YOUR TASK -
From the records, pick out and copy each line containing "zasadnutia".
-- Start LISTED RECORDS --
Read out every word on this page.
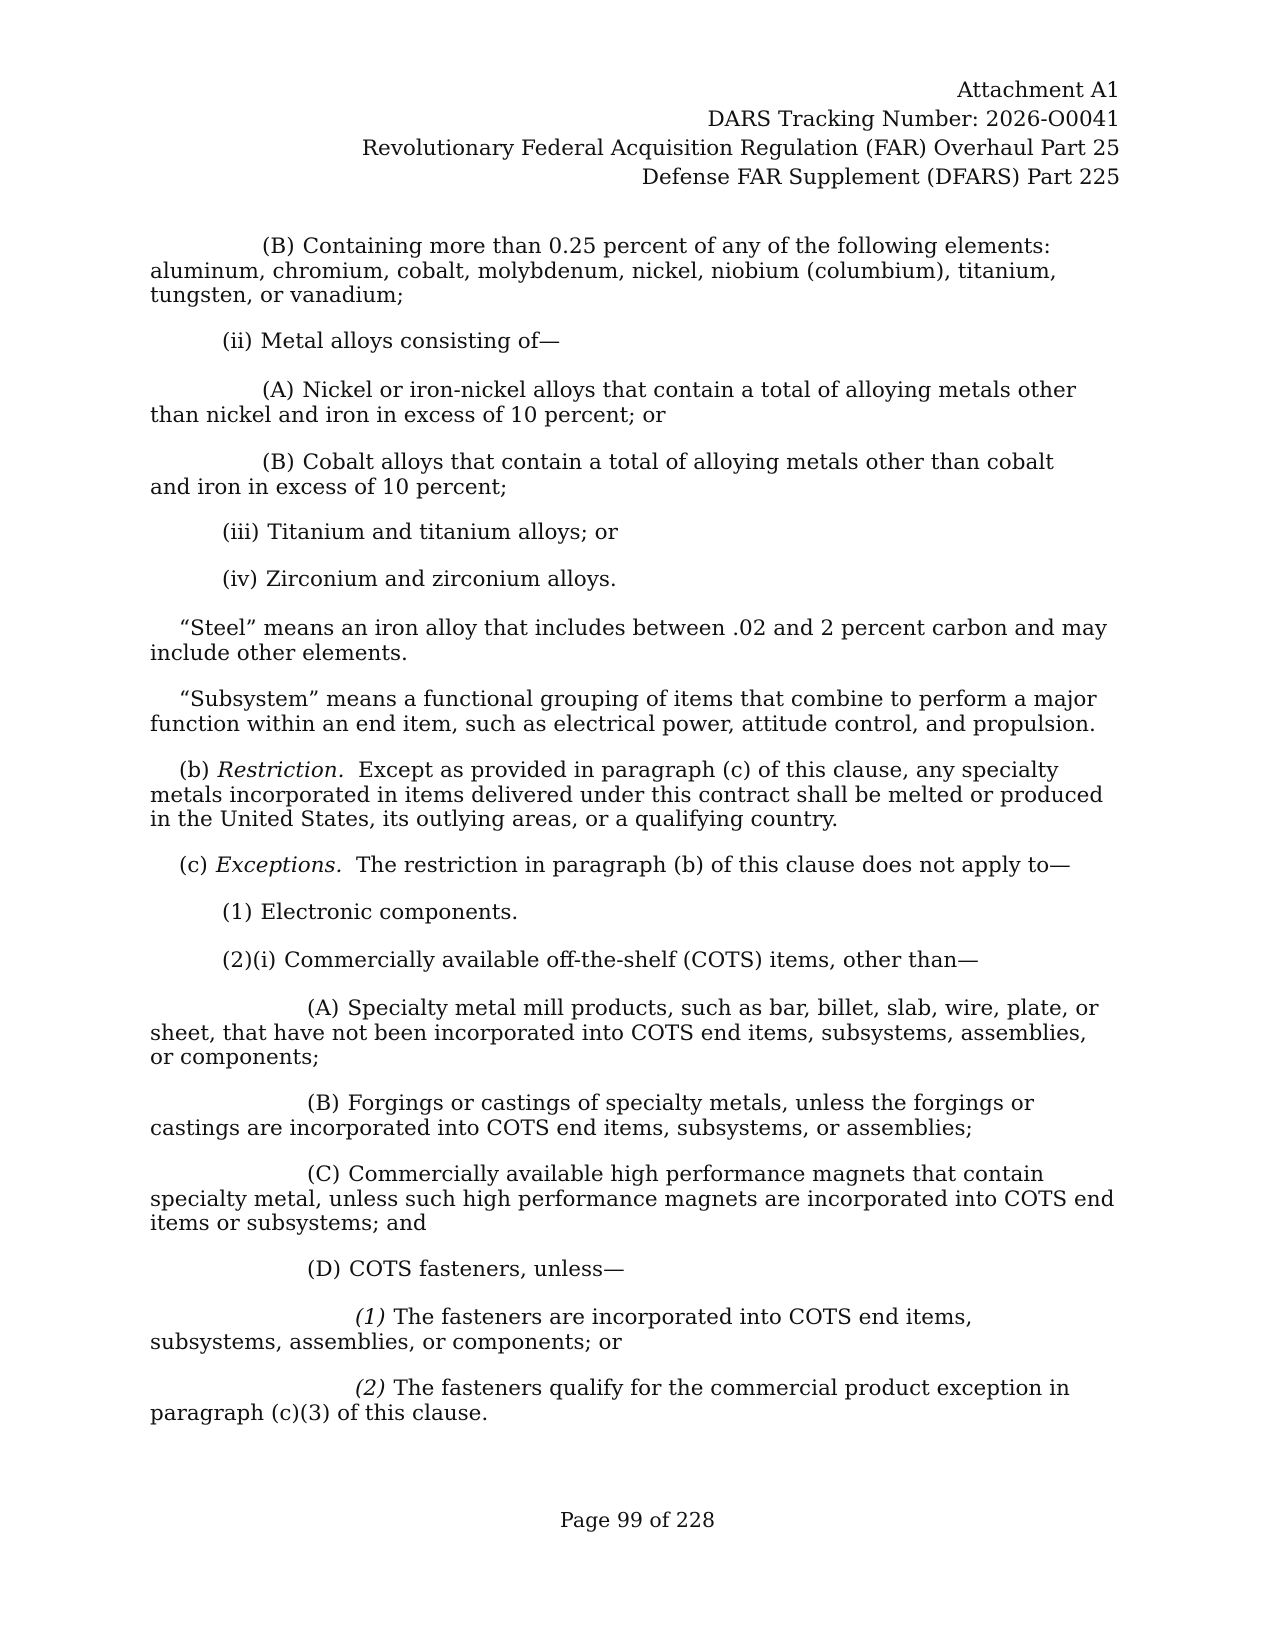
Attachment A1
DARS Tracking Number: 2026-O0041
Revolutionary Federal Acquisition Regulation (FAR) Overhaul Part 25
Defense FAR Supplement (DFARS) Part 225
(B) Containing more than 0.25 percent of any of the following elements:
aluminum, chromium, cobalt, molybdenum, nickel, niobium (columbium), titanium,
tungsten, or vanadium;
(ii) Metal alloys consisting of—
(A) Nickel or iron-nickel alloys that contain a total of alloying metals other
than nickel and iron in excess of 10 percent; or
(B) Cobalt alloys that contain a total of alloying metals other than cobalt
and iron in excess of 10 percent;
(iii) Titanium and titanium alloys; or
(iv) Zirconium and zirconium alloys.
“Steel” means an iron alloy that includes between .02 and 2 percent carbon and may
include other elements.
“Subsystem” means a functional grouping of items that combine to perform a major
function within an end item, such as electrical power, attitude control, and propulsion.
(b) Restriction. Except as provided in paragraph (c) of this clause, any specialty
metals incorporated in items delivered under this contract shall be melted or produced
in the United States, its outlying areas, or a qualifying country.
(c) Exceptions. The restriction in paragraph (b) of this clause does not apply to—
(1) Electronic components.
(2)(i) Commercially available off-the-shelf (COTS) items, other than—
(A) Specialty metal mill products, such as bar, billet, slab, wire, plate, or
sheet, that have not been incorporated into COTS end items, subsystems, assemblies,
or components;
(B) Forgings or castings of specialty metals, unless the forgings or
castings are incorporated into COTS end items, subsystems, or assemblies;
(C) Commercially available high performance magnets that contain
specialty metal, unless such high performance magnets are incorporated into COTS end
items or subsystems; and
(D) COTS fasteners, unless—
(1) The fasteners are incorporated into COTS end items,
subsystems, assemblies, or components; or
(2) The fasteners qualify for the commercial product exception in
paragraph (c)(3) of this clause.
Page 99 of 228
-- End LISTED RECORDS --
-- Start LISTED RECORDS --
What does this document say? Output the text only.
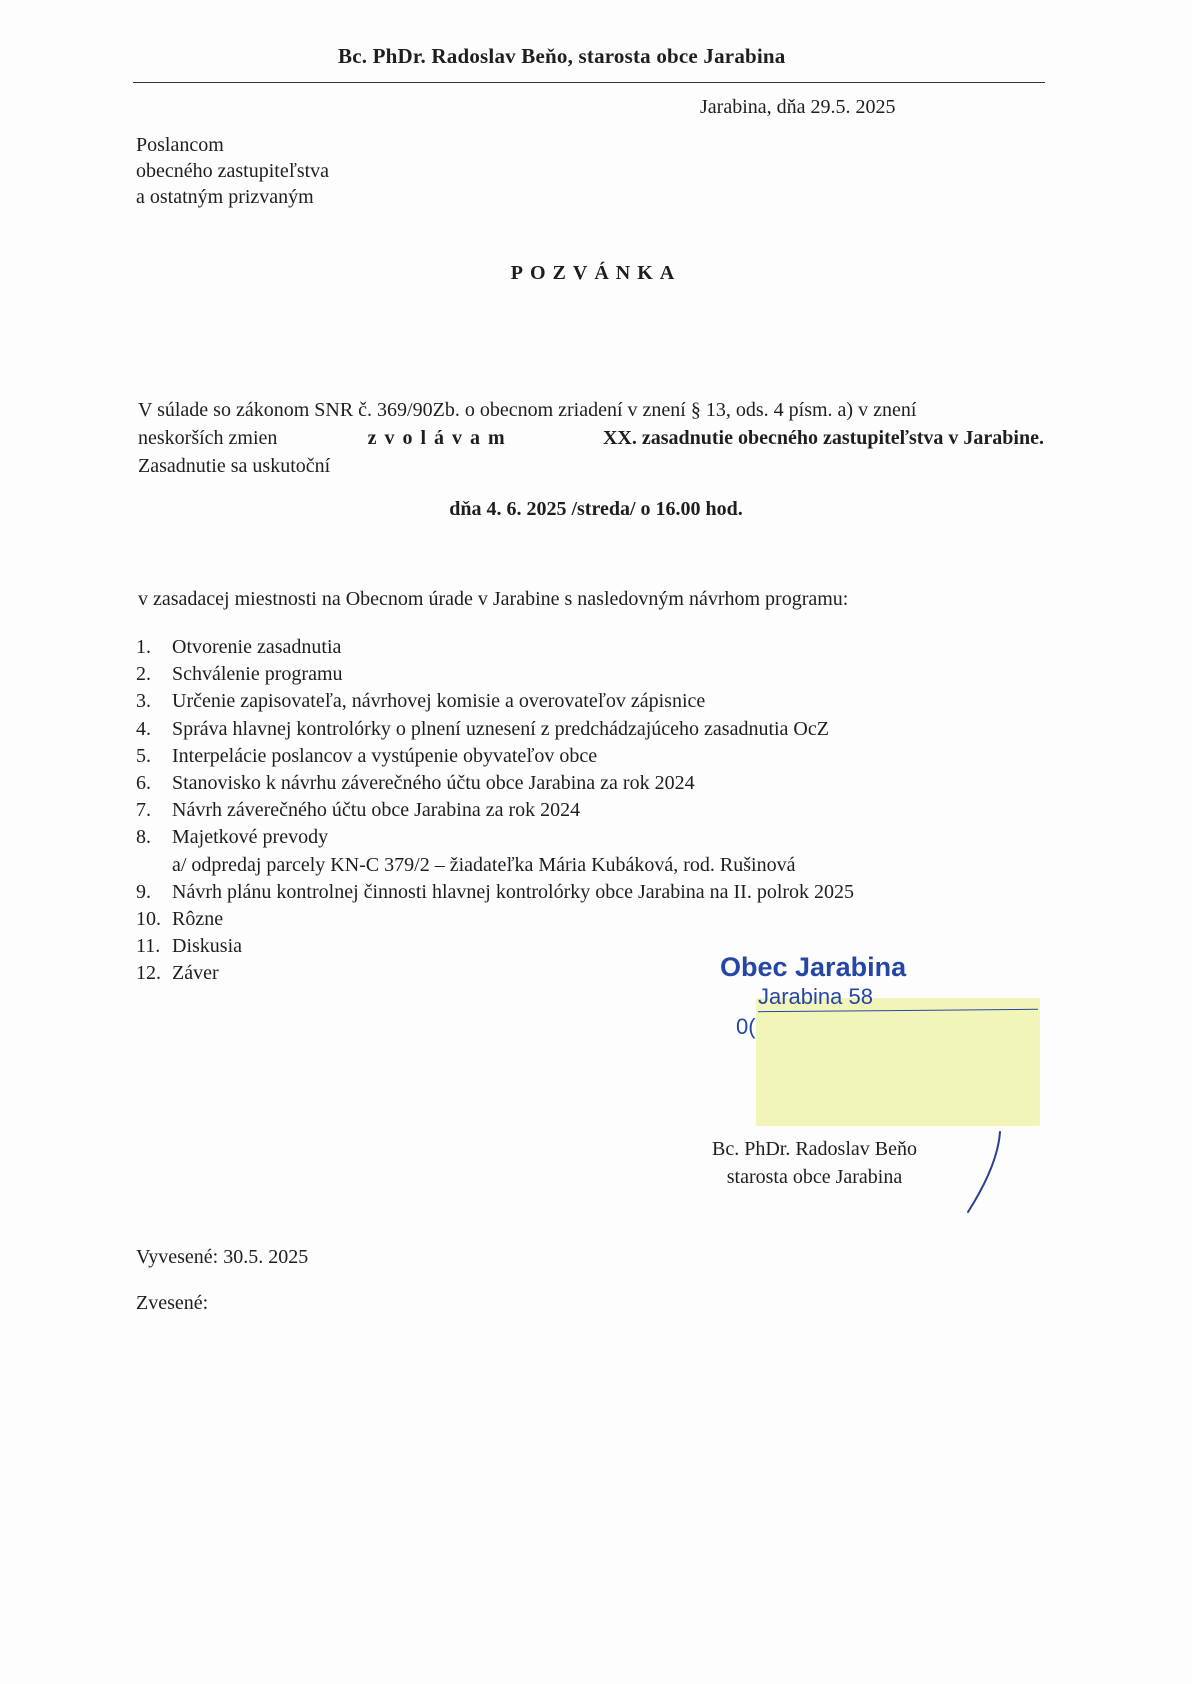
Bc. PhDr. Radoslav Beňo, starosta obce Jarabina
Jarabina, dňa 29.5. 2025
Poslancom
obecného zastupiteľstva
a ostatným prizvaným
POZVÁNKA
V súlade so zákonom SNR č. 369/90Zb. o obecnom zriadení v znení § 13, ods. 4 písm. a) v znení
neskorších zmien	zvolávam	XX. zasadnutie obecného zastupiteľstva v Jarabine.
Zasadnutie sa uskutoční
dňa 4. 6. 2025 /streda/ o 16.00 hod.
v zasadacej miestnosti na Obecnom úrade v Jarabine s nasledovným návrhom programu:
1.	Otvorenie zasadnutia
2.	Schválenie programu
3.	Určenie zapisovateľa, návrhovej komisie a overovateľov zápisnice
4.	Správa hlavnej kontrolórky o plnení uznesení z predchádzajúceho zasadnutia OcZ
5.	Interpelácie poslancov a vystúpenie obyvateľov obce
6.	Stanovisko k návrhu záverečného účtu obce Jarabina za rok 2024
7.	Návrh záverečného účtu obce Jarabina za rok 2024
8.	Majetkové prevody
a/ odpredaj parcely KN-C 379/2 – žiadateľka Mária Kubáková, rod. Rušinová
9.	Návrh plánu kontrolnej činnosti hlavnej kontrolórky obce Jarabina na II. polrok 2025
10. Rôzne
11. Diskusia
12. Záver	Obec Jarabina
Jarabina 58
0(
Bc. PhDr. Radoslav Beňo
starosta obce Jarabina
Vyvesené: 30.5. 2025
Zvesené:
-- End LISTED RECORDS --
-- Start LISTED RECORDS --
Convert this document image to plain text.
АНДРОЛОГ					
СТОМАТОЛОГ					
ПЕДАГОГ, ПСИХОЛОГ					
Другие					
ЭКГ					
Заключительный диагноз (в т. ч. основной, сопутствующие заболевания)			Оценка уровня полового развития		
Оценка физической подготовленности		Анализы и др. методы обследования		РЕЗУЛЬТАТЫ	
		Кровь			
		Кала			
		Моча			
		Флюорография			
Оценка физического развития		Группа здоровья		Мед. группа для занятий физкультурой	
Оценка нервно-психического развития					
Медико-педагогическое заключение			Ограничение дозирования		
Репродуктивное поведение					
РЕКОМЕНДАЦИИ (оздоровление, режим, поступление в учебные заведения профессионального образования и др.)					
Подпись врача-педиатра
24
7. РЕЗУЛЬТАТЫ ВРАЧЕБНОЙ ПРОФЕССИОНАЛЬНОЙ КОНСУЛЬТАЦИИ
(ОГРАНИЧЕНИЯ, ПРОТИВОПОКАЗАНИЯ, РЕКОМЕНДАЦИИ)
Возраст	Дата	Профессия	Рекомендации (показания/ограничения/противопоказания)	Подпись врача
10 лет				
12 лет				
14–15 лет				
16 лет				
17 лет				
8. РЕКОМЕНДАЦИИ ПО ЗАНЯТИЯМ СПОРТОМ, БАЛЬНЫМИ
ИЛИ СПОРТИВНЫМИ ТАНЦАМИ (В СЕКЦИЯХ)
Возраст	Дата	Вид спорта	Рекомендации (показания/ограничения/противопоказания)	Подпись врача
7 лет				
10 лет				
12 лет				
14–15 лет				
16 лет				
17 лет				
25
-- End LISTED RECORDS --
OUTPUT OF THE TASK -
1.	Otvorenie zasadnutia
4.	Správa hlavnej kontrolórky o plnení uznesení z predchádzajúceho zasadnutia OcZ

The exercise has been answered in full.